(Stored data entries)
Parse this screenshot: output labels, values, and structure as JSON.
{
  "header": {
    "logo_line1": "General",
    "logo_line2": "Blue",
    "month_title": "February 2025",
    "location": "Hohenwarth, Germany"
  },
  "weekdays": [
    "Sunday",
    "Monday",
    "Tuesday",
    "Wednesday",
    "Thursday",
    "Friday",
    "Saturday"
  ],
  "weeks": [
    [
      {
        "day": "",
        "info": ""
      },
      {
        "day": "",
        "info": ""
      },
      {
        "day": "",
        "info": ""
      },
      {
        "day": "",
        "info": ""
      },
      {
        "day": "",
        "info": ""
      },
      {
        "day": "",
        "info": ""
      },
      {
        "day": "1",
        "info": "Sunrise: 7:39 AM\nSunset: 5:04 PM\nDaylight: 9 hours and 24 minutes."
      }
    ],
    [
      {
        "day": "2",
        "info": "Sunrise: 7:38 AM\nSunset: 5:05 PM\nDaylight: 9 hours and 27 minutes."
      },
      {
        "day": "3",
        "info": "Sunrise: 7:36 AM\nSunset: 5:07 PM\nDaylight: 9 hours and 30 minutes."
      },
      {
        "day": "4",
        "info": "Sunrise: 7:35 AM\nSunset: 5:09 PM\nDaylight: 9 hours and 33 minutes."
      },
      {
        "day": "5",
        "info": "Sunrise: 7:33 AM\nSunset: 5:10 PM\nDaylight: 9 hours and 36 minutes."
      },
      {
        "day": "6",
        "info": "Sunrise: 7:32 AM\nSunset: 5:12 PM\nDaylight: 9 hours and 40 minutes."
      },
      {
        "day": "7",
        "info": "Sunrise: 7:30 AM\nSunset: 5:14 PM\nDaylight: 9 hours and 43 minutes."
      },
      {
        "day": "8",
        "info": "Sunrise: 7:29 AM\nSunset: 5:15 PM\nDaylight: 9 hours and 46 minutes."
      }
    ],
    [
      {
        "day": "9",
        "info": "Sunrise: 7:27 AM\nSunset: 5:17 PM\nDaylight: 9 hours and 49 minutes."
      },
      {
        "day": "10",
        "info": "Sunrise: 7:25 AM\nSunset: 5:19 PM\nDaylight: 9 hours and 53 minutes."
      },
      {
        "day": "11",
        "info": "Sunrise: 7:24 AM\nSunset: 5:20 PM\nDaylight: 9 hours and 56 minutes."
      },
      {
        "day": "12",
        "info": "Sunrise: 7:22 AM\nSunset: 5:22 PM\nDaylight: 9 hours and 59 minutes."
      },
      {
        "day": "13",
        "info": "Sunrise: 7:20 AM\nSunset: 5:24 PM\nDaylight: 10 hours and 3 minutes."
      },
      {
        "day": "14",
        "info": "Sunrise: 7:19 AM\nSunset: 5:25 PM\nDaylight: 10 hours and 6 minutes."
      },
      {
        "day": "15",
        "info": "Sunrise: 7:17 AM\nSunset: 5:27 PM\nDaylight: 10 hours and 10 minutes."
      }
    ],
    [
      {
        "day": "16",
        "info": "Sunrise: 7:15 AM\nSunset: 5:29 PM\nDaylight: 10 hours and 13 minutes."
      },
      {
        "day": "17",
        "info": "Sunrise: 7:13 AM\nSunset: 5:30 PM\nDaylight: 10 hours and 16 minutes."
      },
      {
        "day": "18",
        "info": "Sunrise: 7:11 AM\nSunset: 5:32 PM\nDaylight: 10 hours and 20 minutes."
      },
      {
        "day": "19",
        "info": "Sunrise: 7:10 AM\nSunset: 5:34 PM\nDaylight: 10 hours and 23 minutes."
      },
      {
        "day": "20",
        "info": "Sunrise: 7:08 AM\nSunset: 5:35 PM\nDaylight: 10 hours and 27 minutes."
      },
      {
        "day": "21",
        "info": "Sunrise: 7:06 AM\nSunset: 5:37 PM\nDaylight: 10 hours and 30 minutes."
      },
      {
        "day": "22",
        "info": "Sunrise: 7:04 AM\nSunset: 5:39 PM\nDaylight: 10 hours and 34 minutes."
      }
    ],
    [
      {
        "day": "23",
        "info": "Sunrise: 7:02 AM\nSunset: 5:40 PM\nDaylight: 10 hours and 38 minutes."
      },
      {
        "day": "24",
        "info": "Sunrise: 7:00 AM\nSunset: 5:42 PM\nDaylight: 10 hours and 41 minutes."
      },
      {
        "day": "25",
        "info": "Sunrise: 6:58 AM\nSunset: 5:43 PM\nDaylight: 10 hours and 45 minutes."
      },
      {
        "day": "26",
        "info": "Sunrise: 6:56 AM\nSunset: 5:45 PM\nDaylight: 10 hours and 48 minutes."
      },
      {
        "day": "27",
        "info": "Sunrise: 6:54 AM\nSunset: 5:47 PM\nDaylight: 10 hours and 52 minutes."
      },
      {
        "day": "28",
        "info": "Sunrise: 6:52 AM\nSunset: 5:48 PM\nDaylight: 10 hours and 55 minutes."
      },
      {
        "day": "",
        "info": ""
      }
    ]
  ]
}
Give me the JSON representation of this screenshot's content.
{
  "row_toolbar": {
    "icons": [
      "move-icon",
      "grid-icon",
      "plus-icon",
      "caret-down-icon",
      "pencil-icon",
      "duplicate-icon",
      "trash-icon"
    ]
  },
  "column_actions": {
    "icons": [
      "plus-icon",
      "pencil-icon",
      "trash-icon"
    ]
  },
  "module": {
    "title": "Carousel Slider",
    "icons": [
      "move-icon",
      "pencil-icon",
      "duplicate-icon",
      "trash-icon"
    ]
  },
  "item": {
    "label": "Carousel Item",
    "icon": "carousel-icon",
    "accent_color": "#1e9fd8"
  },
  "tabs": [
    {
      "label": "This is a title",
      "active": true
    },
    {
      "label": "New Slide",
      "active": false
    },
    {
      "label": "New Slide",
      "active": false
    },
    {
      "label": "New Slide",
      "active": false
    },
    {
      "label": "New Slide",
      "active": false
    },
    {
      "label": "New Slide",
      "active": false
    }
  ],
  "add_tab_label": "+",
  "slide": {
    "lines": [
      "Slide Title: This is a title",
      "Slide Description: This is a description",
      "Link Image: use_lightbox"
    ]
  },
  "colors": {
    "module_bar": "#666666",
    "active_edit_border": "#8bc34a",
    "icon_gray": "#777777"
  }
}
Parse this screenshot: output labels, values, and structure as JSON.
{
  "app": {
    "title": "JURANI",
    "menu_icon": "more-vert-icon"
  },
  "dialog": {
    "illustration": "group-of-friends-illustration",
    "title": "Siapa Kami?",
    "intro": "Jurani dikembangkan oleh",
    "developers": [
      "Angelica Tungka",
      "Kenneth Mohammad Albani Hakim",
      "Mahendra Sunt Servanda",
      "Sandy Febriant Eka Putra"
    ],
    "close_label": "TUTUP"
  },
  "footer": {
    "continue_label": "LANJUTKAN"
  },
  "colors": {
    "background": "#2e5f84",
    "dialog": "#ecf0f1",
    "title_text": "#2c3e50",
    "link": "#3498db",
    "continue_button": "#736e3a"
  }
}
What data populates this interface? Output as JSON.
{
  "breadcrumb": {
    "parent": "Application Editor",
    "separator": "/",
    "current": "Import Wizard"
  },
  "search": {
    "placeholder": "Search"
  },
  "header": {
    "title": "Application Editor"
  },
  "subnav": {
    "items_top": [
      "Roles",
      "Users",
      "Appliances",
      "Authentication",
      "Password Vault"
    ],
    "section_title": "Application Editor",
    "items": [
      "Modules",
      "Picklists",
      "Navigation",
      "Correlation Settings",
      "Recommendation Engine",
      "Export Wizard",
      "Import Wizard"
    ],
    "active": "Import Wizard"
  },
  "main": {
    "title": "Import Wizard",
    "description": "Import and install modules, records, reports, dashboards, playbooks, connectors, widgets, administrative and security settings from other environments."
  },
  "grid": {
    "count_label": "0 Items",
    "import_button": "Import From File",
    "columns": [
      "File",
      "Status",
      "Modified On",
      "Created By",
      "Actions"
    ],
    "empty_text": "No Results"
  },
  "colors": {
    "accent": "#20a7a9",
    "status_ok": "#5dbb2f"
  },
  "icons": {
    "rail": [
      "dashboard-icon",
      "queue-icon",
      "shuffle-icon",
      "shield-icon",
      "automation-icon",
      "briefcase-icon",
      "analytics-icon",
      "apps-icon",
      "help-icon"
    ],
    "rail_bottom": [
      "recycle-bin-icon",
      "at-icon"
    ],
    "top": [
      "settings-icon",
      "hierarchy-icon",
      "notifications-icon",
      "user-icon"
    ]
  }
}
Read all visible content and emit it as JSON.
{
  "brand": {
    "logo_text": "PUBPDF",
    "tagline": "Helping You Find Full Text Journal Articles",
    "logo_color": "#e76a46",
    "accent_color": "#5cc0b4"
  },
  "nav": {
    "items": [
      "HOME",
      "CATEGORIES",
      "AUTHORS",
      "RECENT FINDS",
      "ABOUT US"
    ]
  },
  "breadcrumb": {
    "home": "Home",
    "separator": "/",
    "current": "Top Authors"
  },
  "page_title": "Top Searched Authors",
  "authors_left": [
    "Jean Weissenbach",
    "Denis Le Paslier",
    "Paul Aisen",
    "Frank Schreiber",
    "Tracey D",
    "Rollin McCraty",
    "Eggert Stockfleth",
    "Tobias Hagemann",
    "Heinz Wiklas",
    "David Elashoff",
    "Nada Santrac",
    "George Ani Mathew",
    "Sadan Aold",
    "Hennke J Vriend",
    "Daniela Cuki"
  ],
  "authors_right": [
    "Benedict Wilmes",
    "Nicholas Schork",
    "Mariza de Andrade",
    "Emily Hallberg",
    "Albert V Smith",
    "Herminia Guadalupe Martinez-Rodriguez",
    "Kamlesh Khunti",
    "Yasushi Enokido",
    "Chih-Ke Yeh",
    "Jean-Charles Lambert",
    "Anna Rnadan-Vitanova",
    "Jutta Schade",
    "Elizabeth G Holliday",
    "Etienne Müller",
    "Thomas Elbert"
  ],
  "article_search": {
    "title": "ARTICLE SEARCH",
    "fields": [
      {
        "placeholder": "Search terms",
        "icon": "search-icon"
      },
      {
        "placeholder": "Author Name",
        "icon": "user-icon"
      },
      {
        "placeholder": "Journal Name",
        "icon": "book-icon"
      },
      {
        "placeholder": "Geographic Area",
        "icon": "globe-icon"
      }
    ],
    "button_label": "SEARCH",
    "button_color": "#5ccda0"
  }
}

▶ REQUIRED WORK
Show every line above in which the word "current" occurs.

▶ THE OUTPUT
    "current": "Import Wizard"
    "current": "Top Authors"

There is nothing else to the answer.